Give the listing again exactly, omitting its images.
◆ ◆ ◆ ◆
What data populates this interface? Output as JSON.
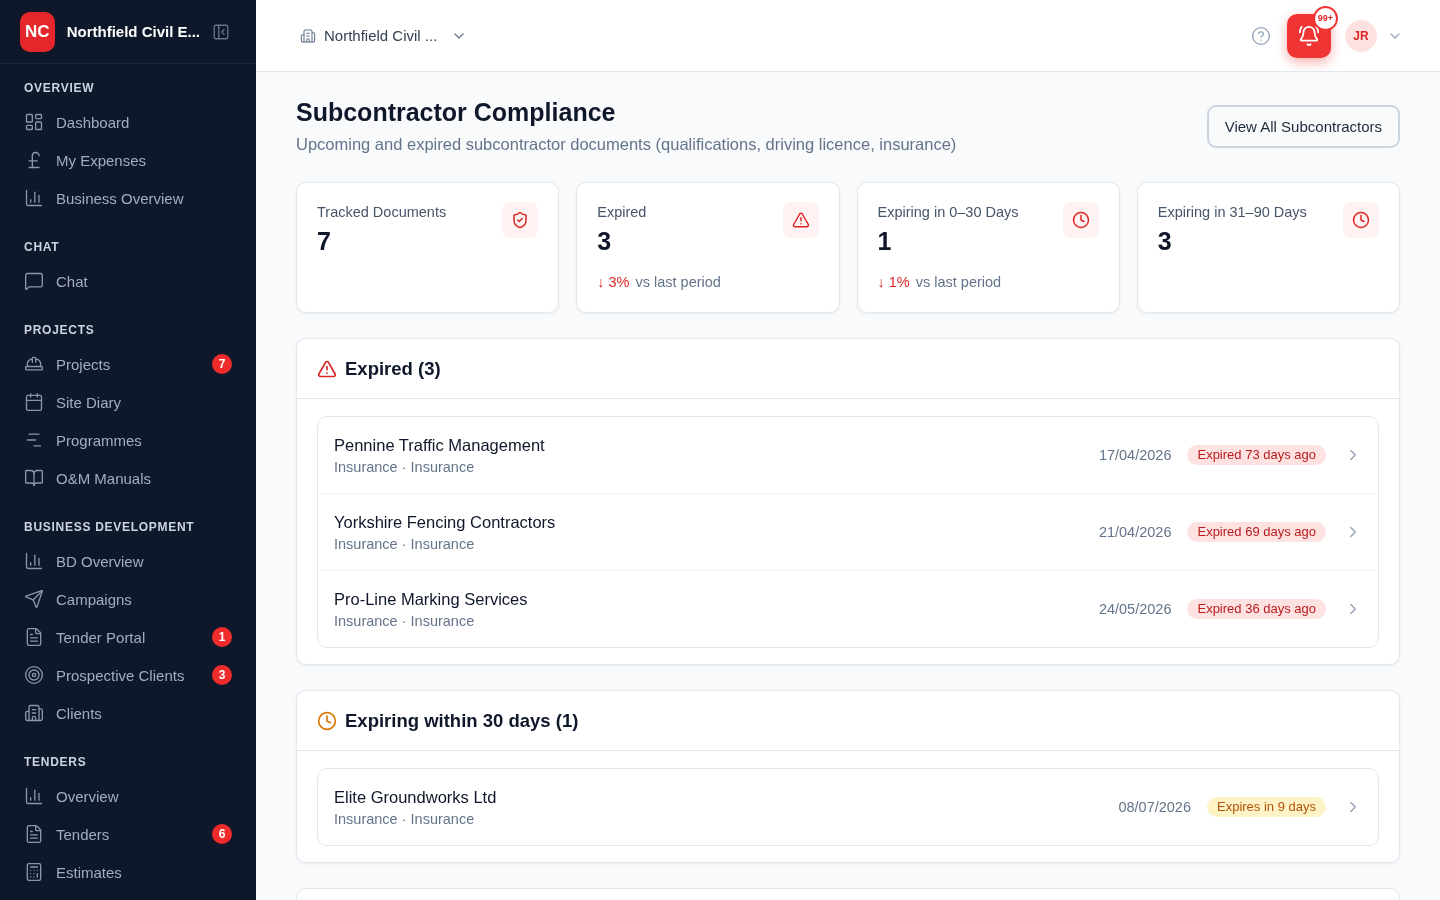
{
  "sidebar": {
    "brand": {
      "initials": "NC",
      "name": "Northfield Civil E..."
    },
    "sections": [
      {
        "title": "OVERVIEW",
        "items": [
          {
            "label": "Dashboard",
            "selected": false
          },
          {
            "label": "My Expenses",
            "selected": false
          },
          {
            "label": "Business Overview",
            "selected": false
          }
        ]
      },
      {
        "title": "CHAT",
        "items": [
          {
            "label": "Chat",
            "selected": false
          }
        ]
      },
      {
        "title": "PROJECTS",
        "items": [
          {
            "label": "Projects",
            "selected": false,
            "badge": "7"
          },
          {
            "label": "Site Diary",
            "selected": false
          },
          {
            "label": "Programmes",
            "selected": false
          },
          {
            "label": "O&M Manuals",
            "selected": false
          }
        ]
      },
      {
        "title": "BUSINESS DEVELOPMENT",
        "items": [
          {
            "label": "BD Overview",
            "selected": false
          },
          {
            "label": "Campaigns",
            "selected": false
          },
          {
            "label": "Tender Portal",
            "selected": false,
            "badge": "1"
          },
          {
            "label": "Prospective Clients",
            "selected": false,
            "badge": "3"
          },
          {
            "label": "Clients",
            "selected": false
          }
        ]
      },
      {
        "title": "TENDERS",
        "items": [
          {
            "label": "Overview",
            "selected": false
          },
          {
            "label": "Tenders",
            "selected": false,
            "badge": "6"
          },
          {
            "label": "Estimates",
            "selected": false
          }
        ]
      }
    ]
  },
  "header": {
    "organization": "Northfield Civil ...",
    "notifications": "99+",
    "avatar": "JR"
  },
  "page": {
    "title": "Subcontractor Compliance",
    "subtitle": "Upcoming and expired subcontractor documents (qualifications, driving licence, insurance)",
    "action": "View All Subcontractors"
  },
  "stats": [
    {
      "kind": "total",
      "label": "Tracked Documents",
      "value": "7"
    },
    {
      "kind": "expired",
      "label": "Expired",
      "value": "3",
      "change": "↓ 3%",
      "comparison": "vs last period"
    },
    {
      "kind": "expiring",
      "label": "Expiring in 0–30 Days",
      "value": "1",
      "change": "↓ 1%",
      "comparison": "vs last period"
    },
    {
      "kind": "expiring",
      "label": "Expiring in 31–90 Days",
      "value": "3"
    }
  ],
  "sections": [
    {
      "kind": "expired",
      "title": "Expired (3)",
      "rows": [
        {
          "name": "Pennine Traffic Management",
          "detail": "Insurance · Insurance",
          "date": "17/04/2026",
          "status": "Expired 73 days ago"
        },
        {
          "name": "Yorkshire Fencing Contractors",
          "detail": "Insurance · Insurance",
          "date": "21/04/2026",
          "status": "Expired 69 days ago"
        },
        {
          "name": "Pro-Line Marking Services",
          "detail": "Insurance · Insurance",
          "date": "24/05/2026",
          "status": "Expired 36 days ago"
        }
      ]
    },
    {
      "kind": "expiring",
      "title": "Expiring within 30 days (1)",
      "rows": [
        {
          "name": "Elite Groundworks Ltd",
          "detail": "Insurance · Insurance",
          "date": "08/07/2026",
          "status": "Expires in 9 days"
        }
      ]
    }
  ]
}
◆ ◆ ◆ ◆
• Exercise response:
What data populates this interface? Output as JSON.
{
  "sidebar": {
    "brand": {
      "initials": "NC",
      "name": "Northfield Civil E..."
    },
    "sections": [
      {
        "title": "OVERVIEW",
        "items": [
          {
            "label": "Dashboard",
            "selected": false
          },
          {
            "label": "My Expenses",
            "selected": false
          },
          {
            "label": "Business Overview",
            "selected": false
          }
        ]
      },
      {
        "title": "CHAT",
        "items": [
          {
            "label": "Chat",
            "selected": false
          }
        ]
      },
      {
        "title": "PROJECTS",
        "items": [
          {
            "label": "Projects",
            "selected": false,
            "badge": "7"
          },
          {
            "label": "Site Diary",
            "selected": false
          },
          {
            "label": "Programmes",
            "selected": false
          },
          {
            "label": "O&M Manuals",
            "selected": false
          }
        ]
      },
      {
        "title": "BUSINESS DEVELOPMENT",
        "items": [
          {
            "label": "BD Overview",
            "selected": false
          },
          {
            "label": "Campaigns",
            "selected": false
          },
          {
            "label": "Tender Portal",
            "selected": false,
            "badge": "1"
          },
          {
            "label": "Prospective Clients",
            "selected": false,
            "badge": "3"
          },
          {
            "label": "Clients",
            "selected": false
          }
        ]
      },
      {
        "title": "TENDERS",
        "items": [
          {
            "label": "Overview",
            "selected": false
          },
          {
            "label": "Tenders",
            "selected": false,
            "badge": "6"
          },
          {
            "label": "Estimates",
            "selected": false
          }
        ]
      }
    ]
  },
  "header": {
    "organization": "Northfield Civil ...",
    "notifications": "99+",
    "avatar": "JR"
  },
  "page": {
    "title": "Subcontractor Compliance",
    "subtitle": "Upcoming and expired subcontractor documents (qualifications, driving licence, insurance)",
    "action": "View All Subcontractors"
  },
  "stats": [
    {
      "kind": "total",
      "label": "Tracked Documents",
      "value": "7"
    },
    {
      "kind": "expired",
      "label": "Expired",
      "value": "3",
      "change": "↓ 3%",
      "comparison": "vs last period"
    },
    {
      "kind": "expiring",
      "label": "Expiring in 0–30 Days",
      "value": "1",
      "change": "↓ 1%",
      "comparison": "vs last period"
    },
    {
      "kind": "expiring",
      "label": "Expiring in 31–90 Days",
      "value": "3"
    }
  ],
  "sections": [
    {
      "kind": "expired",
      "title": "Expired (3)",
      "rows": [
        {
          "name": "Pennine Traffic Management",
          "detail": "Insurance · Insurance",
          "date": "17/04/2026",
          "status": "Expired 73 days ago"
        },
        {
          "name": "Yorkshire Fencing Contractors",
          "detail": "Insurance · Insurance",
          "date": "21/04/2026",
          "status": "Expired 69 days ago"
        },
        {
          "name": "Pro-Line Marking Services",
          "detail": "Insurance · Insurance",
          "date": "24/05/2026",
          "status": "Expired 36 days ago"
        }
      ]
    },
    {
      "kind": "expiring",
      "title": "Expiring within 30 days (1)",
      "rows": [
        {
          "name": "Elite Groundworks Ltd",
          "detail": "Insurance · Insurance",
          "date": "08/07/2026",
          "status": "Expires in 9 days"
        }
      ]
    }
  ]
}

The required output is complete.